Dataset entries:
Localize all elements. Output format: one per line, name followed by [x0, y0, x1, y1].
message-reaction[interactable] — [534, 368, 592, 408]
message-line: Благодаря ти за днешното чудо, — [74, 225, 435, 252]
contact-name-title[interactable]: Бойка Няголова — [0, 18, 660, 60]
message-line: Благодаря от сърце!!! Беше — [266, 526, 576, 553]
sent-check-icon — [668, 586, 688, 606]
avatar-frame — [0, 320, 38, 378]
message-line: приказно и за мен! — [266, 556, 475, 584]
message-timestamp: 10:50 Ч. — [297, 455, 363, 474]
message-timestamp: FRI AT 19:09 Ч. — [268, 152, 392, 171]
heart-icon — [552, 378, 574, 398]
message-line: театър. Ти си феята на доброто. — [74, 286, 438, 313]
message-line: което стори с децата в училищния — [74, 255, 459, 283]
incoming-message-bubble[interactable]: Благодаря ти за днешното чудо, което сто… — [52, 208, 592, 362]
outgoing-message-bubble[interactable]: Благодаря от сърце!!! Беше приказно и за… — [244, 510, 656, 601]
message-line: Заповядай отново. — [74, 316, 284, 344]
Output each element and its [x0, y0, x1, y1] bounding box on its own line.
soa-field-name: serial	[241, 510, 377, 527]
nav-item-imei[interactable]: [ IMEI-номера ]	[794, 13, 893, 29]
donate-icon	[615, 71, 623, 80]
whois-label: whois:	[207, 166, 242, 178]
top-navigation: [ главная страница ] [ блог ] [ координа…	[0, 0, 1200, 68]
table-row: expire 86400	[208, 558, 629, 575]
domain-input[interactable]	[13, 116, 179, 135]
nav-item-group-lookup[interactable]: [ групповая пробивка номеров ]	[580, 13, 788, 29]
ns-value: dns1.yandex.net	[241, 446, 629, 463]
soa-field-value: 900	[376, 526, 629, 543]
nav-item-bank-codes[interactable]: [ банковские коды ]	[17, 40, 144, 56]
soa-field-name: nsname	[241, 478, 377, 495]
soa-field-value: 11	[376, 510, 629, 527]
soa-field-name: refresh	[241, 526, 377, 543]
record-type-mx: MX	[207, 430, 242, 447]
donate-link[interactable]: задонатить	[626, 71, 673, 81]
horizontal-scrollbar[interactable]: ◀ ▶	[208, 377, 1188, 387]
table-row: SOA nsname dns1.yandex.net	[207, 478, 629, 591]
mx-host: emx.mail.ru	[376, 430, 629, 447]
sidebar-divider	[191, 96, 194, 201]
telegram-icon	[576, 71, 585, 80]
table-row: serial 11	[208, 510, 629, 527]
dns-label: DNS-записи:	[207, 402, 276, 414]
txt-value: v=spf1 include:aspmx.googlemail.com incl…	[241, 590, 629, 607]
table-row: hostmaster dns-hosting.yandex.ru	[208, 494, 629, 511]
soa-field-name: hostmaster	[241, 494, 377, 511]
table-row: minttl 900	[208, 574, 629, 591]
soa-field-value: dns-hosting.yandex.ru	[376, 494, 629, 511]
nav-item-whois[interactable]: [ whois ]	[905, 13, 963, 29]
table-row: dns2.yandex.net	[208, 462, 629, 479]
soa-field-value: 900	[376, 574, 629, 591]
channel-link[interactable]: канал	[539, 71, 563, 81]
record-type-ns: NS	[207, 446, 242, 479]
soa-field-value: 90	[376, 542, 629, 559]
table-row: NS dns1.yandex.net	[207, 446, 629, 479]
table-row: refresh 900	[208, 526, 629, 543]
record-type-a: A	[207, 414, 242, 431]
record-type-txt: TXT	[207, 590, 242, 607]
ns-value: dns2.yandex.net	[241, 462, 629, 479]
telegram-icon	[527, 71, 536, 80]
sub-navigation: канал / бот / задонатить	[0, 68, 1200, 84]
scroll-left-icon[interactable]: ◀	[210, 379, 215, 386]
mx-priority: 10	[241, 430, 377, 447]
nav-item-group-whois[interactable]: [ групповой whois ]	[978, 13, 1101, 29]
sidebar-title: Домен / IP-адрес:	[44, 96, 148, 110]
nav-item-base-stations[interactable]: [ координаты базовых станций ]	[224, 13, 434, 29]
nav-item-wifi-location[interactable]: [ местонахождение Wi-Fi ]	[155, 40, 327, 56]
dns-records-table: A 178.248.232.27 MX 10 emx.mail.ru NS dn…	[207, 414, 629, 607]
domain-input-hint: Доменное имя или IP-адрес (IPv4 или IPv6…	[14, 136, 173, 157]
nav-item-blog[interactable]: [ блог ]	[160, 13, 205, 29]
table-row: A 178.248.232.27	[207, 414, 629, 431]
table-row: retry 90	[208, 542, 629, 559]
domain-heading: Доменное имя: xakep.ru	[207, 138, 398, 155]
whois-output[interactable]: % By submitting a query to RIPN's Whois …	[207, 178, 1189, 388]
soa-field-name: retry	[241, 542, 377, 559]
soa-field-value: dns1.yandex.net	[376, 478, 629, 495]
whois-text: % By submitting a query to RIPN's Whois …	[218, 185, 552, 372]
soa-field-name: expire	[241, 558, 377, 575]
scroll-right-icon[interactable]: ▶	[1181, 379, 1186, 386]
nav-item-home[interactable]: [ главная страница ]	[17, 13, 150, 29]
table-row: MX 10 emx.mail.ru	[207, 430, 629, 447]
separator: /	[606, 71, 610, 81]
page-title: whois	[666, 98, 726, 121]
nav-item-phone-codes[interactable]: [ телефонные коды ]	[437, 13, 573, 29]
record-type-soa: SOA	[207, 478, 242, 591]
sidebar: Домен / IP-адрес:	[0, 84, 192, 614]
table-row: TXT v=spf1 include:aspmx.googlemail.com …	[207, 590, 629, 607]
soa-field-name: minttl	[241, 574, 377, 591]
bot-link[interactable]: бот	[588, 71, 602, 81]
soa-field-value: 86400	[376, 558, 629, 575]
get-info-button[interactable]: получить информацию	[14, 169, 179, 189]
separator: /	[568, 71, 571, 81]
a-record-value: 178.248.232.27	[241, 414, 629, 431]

* * *

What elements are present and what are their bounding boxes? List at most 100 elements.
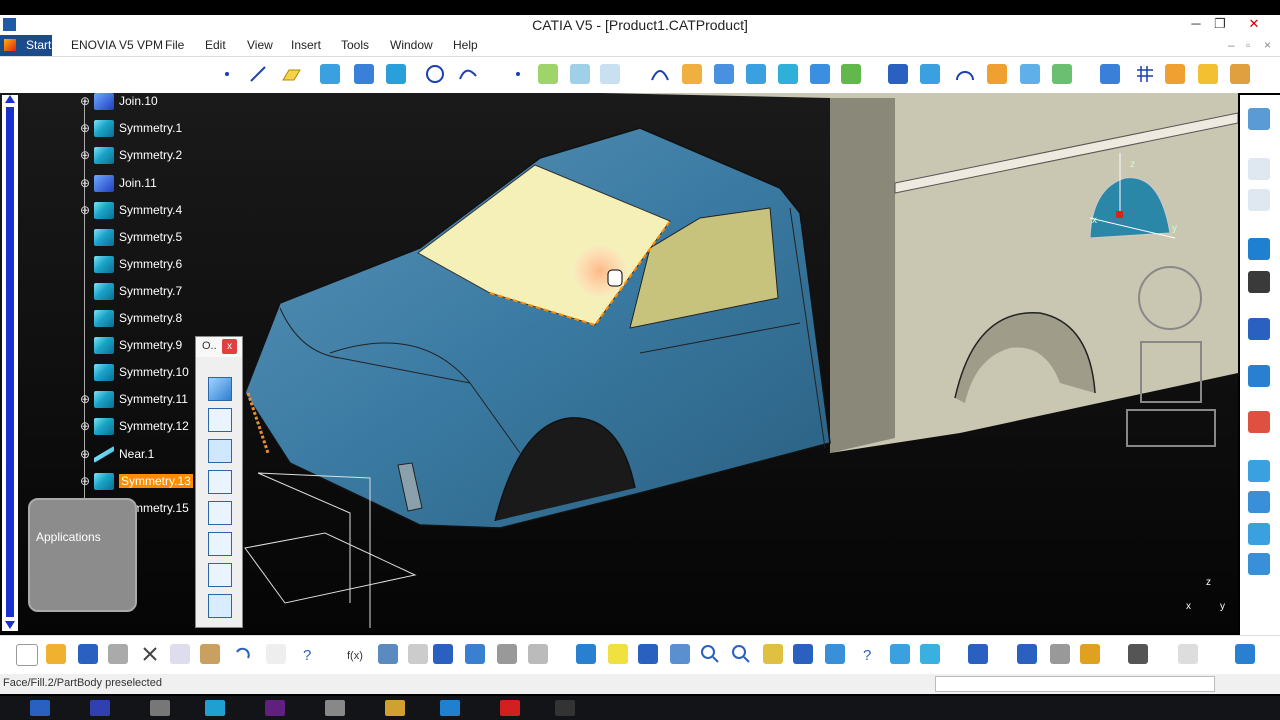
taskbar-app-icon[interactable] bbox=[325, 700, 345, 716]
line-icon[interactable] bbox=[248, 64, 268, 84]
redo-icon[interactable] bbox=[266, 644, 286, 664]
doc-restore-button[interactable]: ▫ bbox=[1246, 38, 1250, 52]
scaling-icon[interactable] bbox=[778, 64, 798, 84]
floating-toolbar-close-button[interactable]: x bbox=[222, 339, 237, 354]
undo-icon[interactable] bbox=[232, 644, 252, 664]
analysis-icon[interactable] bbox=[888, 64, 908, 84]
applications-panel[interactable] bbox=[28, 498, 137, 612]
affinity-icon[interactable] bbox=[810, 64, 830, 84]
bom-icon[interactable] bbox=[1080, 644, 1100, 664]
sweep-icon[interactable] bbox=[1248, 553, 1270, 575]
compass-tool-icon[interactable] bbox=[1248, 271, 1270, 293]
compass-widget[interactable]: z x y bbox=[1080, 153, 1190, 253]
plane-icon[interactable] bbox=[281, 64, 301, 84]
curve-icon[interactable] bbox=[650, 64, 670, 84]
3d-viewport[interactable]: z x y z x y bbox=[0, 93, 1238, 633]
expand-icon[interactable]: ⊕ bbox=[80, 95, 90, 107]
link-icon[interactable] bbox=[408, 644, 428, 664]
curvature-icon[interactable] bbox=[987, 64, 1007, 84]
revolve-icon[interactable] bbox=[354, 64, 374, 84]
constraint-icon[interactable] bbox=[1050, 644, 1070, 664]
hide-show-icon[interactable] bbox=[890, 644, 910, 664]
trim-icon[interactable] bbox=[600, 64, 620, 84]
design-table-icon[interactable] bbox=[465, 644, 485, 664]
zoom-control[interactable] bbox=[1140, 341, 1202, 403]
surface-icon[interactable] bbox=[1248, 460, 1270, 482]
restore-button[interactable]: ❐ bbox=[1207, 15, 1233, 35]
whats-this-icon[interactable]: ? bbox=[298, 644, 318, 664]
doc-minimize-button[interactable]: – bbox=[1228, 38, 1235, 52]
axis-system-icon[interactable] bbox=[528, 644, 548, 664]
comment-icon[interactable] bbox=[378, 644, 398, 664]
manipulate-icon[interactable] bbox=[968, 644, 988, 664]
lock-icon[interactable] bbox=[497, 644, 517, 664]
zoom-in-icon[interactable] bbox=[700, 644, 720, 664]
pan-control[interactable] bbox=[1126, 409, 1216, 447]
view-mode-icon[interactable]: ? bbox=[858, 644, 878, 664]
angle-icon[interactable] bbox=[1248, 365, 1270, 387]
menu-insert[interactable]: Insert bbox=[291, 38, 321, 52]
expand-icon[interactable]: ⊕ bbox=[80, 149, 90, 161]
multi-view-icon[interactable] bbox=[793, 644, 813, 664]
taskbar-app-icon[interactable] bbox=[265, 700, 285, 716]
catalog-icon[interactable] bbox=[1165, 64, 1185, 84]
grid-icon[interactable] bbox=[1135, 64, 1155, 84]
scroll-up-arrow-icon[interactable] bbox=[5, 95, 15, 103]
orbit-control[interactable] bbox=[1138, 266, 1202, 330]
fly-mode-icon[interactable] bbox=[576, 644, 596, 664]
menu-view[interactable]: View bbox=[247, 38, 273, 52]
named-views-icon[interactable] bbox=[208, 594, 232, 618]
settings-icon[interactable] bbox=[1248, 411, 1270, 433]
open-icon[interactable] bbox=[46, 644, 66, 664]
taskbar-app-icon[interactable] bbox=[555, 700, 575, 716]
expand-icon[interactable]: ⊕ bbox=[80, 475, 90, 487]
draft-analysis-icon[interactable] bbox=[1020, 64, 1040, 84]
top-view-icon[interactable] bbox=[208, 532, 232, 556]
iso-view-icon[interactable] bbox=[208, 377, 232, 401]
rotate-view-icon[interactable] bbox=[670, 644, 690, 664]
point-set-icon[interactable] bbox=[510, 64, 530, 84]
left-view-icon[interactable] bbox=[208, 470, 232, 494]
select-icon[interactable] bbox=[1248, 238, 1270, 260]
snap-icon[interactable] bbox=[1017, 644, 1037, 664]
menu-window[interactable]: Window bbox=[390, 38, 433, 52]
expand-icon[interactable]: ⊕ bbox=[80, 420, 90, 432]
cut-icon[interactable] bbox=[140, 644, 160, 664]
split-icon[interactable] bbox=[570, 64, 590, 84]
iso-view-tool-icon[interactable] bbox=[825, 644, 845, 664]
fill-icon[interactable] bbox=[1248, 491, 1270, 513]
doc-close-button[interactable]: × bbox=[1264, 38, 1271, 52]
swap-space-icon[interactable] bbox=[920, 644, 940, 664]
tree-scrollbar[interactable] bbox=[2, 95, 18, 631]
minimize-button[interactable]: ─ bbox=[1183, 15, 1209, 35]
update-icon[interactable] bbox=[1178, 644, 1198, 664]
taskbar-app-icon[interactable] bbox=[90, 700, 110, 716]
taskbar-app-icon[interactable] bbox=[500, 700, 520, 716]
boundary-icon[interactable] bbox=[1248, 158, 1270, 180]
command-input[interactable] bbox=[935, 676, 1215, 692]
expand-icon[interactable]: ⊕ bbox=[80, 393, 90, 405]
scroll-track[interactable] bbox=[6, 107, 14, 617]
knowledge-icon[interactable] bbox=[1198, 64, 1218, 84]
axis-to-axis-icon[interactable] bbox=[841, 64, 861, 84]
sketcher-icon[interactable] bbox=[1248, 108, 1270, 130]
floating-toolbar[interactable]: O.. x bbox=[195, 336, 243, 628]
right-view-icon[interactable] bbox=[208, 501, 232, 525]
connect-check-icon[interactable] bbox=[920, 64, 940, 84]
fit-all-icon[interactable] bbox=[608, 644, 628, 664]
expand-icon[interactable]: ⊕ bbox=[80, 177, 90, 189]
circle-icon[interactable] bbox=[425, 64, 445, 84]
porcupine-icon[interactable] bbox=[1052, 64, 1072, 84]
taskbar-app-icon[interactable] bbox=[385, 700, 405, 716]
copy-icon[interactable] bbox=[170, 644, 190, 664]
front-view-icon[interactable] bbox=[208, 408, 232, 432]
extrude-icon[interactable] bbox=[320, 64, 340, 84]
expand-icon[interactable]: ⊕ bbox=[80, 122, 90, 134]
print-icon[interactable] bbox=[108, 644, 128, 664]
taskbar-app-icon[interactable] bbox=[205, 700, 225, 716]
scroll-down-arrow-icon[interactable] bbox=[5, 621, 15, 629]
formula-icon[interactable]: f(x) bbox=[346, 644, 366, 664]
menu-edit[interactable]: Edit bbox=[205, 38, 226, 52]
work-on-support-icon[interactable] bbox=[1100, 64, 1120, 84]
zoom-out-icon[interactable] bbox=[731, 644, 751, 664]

--

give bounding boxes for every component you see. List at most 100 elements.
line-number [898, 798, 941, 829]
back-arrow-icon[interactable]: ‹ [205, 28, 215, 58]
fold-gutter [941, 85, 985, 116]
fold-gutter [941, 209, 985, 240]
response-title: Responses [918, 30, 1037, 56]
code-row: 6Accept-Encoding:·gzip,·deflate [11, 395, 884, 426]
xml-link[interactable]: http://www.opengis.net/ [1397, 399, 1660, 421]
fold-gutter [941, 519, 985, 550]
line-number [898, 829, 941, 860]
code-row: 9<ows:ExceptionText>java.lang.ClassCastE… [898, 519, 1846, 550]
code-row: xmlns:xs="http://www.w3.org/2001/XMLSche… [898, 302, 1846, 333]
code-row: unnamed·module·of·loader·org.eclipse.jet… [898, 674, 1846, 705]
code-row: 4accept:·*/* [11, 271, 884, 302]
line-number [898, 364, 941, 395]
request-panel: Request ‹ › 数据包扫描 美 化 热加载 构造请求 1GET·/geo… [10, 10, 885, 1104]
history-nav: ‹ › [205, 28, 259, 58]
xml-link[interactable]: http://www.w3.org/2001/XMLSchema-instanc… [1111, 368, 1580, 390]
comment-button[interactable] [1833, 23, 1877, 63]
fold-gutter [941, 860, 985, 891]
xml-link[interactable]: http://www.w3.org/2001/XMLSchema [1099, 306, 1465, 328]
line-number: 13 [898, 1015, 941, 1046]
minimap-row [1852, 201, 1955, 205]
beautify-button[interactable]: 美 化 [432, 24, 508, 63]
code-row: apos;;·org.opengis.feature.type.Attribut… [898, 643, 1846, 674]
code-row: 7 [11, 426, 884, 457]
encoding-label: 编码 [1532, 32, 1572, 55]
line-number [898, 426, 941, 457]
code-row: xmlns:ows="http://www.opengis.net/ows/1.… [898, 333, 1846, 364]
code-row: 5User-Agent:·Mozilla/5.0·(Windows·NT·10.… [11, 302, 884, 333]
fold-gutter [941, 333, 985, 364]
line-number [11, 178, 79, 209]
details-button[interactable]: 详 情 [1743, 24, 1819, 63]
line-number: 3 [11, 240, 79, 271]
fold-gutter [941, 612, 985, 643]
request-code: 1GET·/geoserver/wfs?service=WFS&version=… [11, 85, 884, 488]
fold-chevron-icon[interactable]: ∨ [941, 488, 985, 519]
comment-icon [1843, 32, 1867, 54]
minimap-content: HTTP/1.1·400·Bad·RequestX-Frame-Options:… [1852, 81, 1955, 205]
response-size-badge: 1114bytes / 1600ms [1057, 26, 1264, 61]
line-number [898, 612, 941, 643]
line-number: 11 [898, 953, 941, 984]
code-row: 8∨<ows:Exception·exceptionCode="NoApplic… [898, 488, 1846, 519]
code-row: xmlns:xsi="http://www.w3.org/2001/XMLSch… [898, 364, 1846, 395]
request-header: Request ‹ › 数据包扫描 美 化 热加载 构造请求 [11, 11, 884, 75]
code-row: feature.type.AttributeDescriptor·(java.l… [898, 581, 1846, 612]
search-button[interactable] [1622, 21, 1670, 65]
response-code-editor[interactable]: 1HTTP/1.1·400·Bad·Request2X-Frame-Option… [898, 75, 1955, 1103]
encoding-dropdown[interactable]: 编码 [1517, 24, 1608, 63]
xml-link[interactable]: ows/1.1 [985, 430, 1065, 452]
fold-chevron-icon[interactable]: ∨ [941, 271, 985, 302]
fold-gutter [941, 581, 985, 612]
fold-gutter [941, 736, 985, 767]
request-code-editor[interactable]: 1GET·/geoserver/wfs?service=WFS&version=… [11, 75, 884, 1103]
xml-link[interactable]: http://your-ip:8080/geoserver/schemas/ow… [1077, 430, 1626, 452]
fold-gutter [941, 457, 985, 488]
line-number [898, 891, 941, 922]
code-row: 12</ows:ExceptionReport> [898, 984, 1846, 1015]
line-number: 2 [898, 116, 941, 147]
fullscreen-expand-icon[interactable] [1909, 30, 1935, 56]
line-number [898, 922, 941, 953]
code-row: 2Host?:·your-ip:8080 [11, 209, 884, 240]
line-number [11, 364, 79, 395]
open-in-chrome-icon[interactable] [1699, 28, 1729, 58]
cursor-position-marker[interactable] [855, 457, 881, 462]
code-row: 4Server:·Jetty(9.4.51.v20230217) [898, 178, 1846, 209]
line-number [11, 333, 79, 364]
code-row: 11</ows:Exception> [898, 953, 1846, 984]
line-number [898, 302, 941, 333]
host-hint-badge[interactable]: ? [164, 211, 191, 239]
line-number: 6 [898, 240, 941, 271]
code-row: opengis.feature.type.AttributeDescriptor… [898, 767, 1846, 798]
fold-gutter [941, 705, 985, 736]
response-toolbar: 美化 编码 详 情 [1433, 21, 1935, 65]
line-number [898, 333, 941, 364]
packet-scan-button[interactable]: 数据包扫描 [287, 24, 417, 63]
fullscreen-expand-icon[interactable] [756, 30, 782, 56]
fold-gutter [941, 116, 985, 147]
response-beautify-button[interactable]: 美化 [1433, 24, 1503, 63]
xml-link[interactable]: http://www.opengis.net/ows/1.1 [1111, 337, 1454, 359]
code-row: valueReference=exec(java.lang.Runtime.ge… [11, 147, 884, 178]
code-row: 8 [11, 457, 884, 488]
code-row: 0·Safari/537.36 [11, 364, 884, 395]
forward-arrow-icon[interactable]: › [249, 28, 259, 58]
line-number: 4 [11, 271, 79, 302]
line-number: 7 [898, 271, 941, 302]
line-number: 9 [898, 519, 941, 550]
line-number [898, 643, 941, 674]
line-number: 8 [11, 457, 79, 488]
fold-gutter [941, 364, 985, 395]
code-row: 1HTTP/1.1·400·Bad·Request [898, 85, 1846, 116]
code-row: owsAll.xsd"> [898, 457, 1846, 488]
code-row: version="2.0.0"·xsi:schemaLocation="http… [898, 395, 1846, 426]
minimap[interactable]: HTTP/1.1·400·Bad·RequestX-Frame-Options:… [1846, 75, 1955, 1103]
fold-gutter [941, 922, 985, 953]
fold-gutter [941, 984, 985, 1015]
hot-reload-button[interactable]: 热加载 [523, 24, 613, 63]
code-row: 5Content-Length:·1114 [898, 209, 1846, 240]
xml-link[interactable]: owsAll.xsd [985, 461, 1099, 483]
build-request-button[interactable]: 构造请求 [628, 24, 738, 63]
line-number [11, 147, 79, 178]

STATED PROBLEM. Duplicate the items from the line with "taskbar-app-icon[interactable] bbox=[325, 700, 345, 716]" to the line with "sweep-icon[interactable] bbox=[1248, 553, 1270, 575]", including both of those lines.

THE COMPLETED TASK.
taskbar-app-icon[interactable] bbox=[325, 700, 345, 716]
line-icon[interactable] bbox=[248, 64, 268, 84]
redo-icon[interactable] bbox=[266, 644, 286, 664]
doc-restore-button[interactable]: ▫ bbox=[1246, 38, 1250, 52]
scaling-icon[interactable] bbox=[778, 64, 798, 84]
floating-toolbar-close-button[interactable]: x bbox=[222, 339, 237, 354]
undo-icon[interactable] bbox=[232, 644, 252, 664]
analysis-icon[interactable] bbox=[888, 64, 908, 84]
applications-panel[interactable] bbox=[28, 498, 137, 612]
affinity-icon[interactable] bbox=[810, 64, 830, 84]
bom-icon[interactable] bbox=[1080, 644, 1100, 664]
sweep-icon[interactable] bbox=[1248, 553, 1270, 575]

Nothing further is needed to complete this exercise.